» Written instruction
Return the material word for word. Do not include pictures.

====== Material ======

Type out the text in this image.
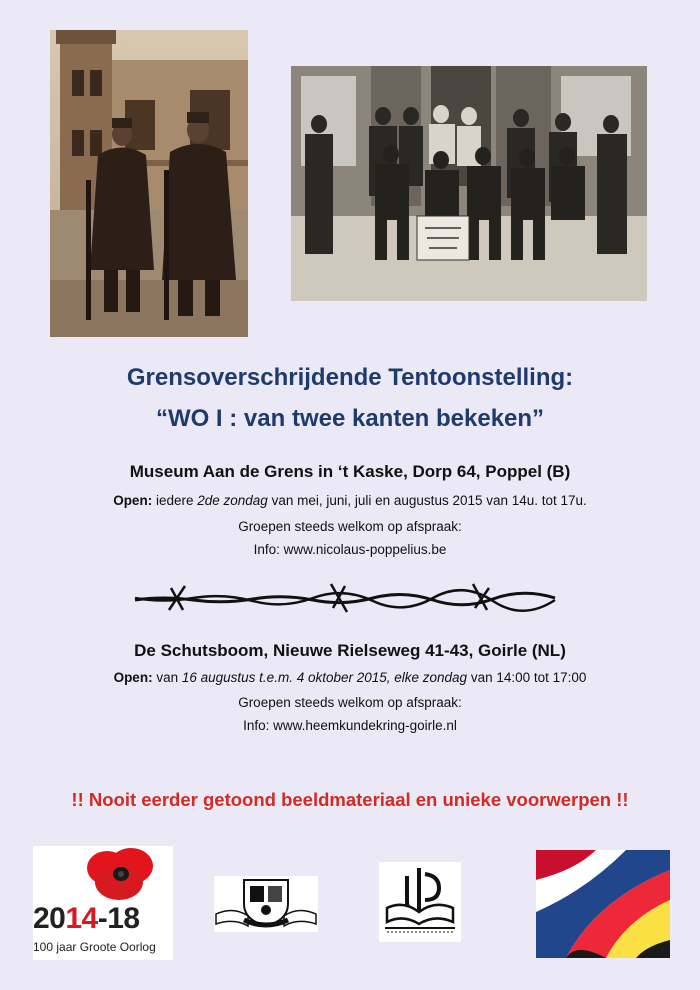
Grensoverschrijdende Tentoonstelling:
“WO I : van twee kanten bekeken”
Museum Aan de Grens in ‘t Kaske, Dorp 64, Poppel (B)
Open: iedere 2de zondag van mei, juni, juli en augustus 2015 van 14u. tot 17u.
Groepen steeds welkom op afspraak:
Info: www.nicolaus-poppelius.be
De Schutsboom, Nieuwe Rielseweg 41-43, Goirle (NL)
Open: van 16 augustus t.e.m. 4 oktober 2015, elke zondag van 14:00 tot 17:00
Groepen steeds welkom op afspraak:
Info: www.heemkundekring-goirle.nl
!! Nooit eerder getoond beeldmateriaal en unieke voorwerpen !!
2014-18
100 jaar Groote Oorlog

======

» The answer
Type out the text in this image.
Grensoverschrijdende Tentoonstelling:
“WO I : van twee kanten bekeken”
Museum Aan de Grens in ‘t Kaske, Dorp 64, Poppel (B)
Open: iedere 2de zondag van mei, juni, juli en augustus 2015 van 14u. tot 17u.
Groepen steeds welkom op afspraak:
Info: www.nicolaus-poppelius.be
De Schutsboom, Nieuwe Rielseweg 41-43, Goirle (NL)
Open: van 16 augustus t.e.m. 4 oktober 2015, elke zondag van 14:00 tot 17:00
Groepen steeds welkom op afspraak:
Info: www.heemkundekring-goirle.nl
!! Nooit eerder getoond beeldmateriaal en unieke voorwerpen !!
2014-18
100 jaar Groote Oorlog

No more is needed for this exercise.